■ **Requirement**
Go through the records line by line and work out how many lines hold the word "including". Answer with the number only.

■ **Provided entries**
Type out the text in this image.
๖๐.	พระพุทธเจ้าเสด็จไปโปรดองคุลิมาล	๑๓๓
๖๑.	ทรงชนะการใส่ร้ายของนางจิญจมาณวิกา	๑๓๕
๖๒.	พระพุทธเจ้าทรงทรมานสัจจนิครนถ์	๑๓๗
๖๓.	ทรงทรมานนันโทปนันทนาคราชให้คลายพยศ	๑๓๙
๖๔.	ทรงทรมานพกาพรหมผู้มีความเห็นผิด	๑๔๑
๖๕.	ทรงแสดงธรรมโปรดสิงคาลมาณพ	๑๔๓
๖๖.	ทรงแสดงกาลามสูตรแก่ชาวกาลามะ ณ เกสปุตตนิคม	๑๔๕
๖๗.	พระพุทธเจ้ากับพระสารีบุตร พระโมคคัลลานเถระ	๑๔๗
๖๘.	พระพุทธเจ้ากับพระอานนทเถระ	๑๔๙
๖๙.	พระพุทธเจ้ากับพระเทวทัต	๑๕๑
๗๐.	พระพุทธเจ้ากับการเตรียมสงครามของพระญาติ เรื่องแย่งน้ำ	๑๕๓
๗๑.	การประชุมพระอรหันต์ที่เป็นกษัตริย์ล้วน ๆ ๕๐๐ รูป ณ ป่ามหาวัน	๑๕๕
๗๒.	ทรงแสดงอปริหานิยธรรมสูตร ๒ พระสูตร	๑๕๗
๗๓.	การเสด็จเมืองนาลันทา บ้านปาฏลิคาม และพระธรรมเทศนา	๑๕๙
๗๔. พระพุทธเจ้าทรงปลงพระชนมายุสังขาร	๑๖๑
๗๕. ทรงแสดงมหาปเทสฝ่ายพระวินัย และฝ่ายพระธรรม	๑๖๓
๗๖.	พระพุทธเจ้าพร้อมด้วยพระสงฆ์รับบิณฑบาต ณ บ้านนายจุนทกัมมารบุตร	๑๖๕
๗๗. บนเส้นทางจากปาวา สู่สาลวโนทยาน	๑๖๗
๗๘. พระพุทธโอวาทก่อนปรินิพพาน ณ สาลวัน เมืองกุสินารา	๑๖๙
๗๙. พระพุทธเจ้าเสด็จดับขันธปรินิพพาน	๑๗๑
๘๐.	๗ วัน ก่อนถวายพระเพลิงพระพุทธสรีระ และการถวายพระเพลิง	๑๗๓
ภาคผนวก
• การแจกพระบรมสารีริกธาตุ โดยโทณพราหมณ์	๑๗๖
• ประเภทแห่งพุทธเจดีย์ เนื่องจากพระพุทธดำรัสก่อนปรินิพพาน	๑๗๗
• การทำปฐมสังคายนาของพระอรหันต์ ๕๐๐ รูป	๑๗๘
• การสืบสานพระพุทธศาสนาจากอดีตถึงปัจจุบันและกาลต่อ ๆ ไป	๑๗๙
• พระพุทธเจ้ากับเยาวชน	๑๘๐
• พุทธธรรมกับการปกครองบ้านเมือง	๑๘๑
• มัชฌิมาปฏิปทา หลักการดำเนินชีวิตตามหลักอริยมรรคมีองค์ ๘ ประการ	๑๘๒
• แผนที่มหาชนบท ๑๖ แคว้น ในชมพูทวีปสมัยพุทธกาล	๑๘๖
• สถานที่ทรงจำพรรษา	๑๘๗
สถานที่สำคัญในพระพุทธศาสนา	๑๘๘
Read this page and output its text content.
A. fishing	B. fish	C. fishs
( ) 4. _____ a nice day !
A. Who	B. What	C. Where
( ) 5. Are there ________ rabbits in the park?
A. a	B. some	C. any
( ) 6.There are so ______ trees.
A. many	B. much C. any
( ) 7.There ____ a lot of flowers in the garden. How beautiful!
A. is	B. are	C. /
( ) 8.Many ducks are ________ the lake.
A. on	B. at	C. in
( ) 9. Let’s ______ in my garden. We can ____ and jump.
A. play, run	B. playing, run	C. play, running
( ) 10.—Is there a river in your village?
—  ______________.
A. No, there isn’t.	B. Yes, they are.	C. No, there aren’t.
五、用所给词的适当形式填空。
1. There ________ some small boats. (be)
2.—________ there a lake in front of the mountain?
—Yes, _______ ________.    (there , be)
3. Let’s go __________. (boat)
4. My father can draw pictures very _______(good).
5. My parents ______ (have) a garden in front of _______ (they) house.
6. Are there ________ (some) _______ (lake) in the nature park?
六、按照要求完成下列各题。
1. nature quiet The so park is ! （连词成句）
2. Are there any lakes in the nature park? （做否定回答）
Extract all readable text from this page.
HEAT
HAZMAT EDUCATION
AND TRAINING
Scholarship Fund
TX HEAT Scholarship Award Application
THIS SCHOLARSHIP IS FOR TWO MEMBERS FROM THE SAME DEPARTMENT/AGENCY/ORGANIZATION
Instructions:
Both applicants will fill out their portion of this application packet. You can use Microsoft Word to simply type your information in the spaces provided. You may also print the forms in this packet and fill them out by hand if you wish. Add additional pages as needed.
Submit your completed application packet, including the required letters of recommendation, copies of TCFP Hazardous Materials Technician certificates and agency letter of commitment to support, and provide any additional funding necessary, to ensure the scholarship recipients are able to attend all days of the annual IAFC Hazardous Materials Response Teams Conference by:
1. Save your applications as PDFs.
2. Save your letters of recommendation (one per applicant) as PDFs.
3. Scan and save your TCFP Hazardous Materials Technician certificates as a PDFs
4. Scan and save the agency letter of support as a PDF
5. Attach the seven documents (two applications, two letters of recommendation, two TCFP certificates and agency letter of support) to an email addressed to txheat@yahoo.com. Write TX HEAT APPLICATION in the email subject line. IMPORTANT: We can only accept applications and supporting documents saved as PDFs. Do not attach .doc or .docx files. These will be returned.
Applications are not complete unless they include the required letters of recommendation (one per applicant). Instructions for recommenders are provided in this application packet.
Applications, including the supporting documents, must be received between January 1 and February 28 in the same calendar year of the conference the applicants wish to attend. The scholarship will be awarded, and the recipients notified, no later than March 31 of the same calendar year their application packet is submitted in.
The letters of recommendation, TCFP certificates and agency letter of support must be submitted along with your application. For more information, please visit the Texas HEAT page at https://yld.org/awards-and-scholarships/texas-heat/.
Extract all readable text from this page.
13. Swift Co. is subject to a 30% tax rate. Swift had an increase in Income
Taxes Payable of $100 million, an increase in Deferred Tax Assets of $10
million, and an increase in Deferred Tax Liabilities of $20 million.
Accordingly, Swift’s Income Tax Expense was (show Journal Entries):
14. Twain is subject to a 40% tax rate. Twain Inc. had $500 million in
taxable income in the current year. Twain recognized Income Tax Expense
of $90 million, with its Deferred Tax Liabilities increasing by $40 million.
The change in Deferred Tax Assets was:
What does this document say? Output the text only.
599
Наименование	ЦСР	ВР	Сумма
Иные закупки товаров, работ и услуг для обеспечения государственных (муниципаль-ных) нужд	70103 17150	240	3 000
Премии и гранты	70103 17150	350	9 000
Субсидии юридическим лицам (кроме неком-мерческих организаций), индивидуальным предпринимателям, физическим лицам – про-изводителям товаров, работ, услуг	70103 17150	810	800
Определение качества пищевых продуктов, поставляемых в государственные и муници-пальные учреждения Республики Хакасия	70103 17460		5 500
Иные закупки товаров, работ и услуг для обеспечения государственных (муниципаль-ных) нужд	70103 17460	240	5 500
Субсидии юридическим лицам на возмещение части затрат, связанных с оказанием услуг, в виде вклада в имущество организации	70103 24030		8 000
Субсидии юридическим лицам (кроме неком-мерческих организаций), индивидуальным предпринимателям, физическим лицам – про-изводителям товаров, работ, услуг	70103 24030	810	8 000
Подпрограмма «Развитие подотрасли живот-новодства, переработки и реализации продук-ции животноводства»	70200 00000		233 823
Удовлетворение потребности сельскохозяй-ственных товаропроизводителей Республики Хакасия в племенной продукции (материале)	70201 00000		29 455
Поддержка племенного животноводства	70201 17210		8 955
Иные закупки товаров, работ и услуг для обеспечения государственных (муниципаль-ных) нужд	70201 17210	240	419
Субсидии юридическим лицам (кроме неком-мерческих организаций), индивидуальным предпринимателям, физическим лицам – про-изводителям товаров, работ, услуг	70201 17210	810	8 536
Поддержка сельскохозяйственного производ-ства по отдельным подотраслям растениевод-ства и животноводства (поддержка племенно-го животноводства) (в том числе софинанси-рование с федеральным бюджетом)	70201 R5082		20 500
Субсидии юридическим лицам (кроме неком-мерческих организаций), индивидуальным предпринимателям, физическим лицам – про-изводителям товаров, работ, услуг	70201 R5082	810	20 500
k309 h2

■ **Reply**
2